[Exercise aim]:
Locate each line below that includes "酒店开业庆典致辞" and reproduce it.

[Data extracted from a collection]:
## begin
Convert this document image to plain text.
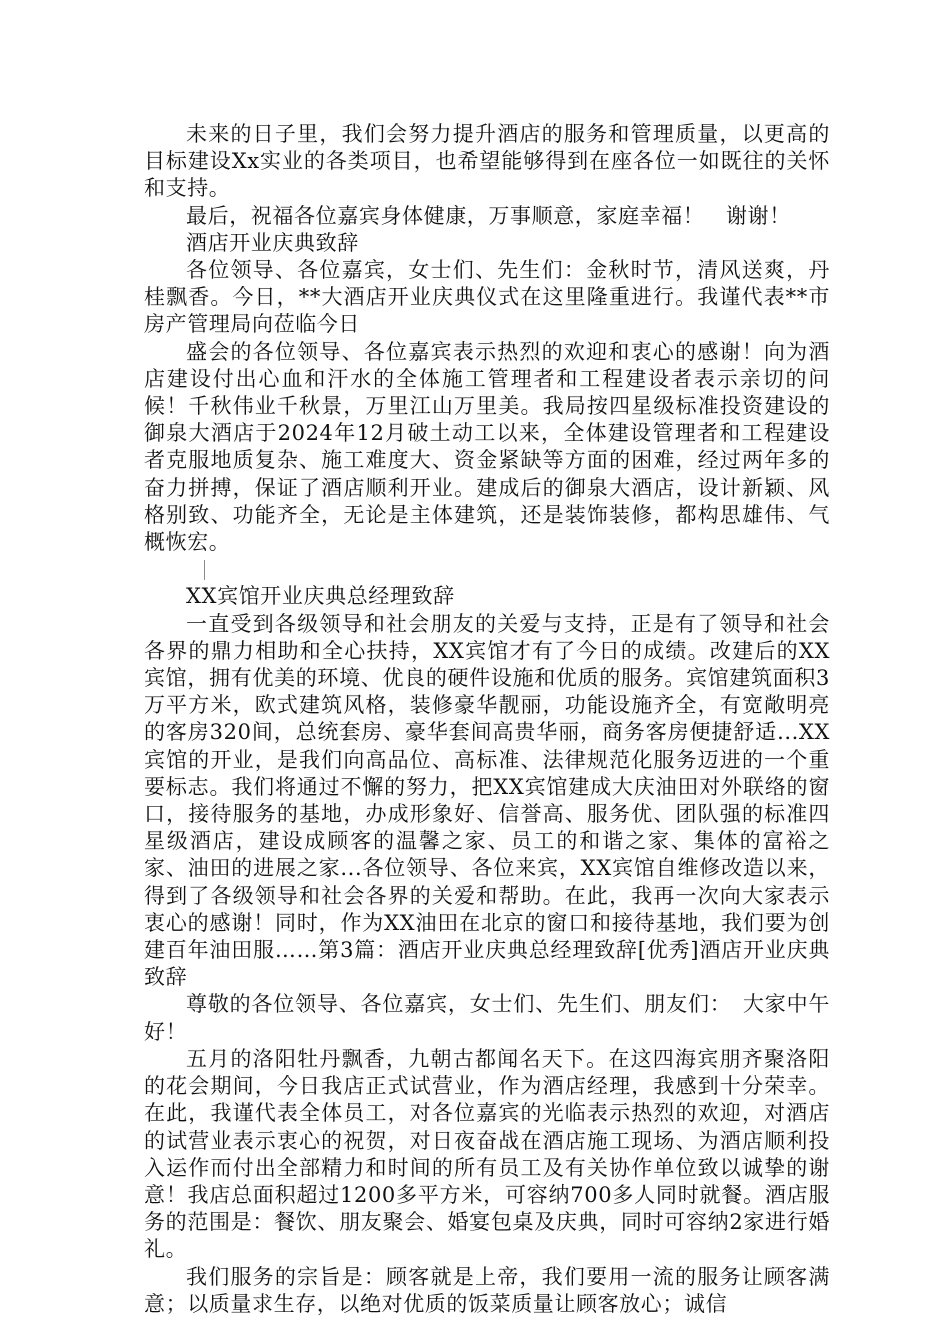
未来的日子里，我们会努力提升酒店的服务和管理质量，以更高的目标建设Xx实业的各类项目，也希望能够得到在座各位一如既往的关怀和支持。

最后，祝福各位嘉宾身体健康，万事顺意，家庭幸福！　谢谢！

酒店开业庆典致辞

各位领导、各位嘉宾，女士们、先生们：金秋时节，清风送爽，丹桂飘香。今日，**大酒店开业庆典仪式在这里隆重进行。我谨代表**市房产管理局向莅临今日

盛会的各位领导、各位嘉宾表示热烈的欢迎和衷心的感谢！向为酒店建设付出心血和汗水的全体施工管理者和工程建设者表示亲切的问候！千秋伟业千秋景，万里江山万里美。我局按四星级标准投资建设的御泉大酒店于2024年12月破土动工以来，全体建设管理者和工程建设者克服地质复杂、施工难度大、资金紧缺等方面的困难，经过两年多的奋力拼搏，保证了酒店顺利开业。建成后的御泉大酒店，设计新颖、风格别致、功能齐全，无论是主体建筑，还是装饰装修，都构思雄伟、气概恢宏。

XX宾馆开业庆典总经理致辞

一直受到各级领导和社会朋友的关爱与支持，正是有了领导和社会各界的鼎力相助和全心扶持，XX宾馆才有了今日的成绩。改建后的XX宾馆，拥有优美的环境、优良的硬件设施和优质的服务。宾馆建筑面积3万平方米，欧式建筑风格，装修豪华靓丽，功能设施齐全，有宽敞明亮的客房320间，总统套房、豪华套间高贵华丽，商务客房便捷舒适...XX宾馆的开业，是我们向高品位、高标准、法律规范化服务迈进的一个重要标志。我们将通过不懈的努力，把XX宾馆建成大庆油田对外联络的窗口，接待服务的基地，办成形象好、信誉高、服务优、团队强的标准四星级酒店，建设成顾客的温馨之家、员工的和谐之家、集体的富裕之家、油田的进展之家...各位领导、各位来宾，XX宾馆自维修改造以来，得到了各级领导和社会各界的关爱和帮助。在此，我再一次向大家表示衷心的感谢！同时，作为XX油田在北京的窗口和接待基地，我们要为创建百年油田服……第3篇：酒店开业庆典总经理致辞[优秀]酒店开业庆典致辞

尊敬的各位领导、各位嘉宾，女士们、先生们、朋友们：　大家中午好！

五月的洛阳牡丹飘香，九朝古都闻名天下。在这四海宾朋齐聚洛阳的花会期间，今日我店正式试营业，作为酒店经理，我感到十分荣幸。在此，我谨代表全体员工，对各位嘉宾的光临表示热烈的欢迎，对酒店的试营业表示衷心的祝贺，对日夜奋战在酒店施工现场、为酒店顺利投入运作而付出全部精力和时间的所有员工及有关协作单位致以诚挚的谢意！我店总面积超过1200多平方米，可容纳700多人同时就餐。酒店服务的范围是：餐饮、朋友聚会、婚宴包桌及庆典，同时可容纳2家进行婚礼。

我们服务的宗旨是：顾客就是上帝，我们要用一流的服务让顾客满意；以质量求生存，以绝对优质的饭菜质量让顾客放心；诚信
## end
[Answer]:
酒店开业庆典致辞
一直受到各级领导和社会朋友的关爱与支持，正是有了领导和社会各界的鼎力相助和全心扶持，XX宾馆才有了今日的成绩。改建后的XX宾馆，拥有优美的环境、优良的硬件设施和优质的服务。宾馆建筑面积3万平方米，欧式建筑风格，装修豪华靓丽，功能设施齐全，有宽敞明亮的客房320间，总统套房、豪华套间高贵华丽，商务客房便捷舒适...XX宾馆的开业，是我们向高品位、高标准、法律规范化服务迈进的一个重要标志。我们将通过不懈的努力，把XX宾馆建成大庆油田对外联络的窗口，接待服务的基地，办成形象好、信誉高、服务优、团队强的标准四星级酒店，建设成顾客的温馨之家、员工的和谐之家、集体的富裕之家、油田的进展之家...各位领导、各位来宾，XX宾馆自维修改造以来，得到了各级领导和社会各界的关爱和帮助。在此，我再一次向大家表示衷心的感谢！同时，作为XX油田在北京的窗口和接待基地，我们要为创建百年油田服……第3篇：酒店开业庆典总经理致辞[优秀]酒店开业庆典致辞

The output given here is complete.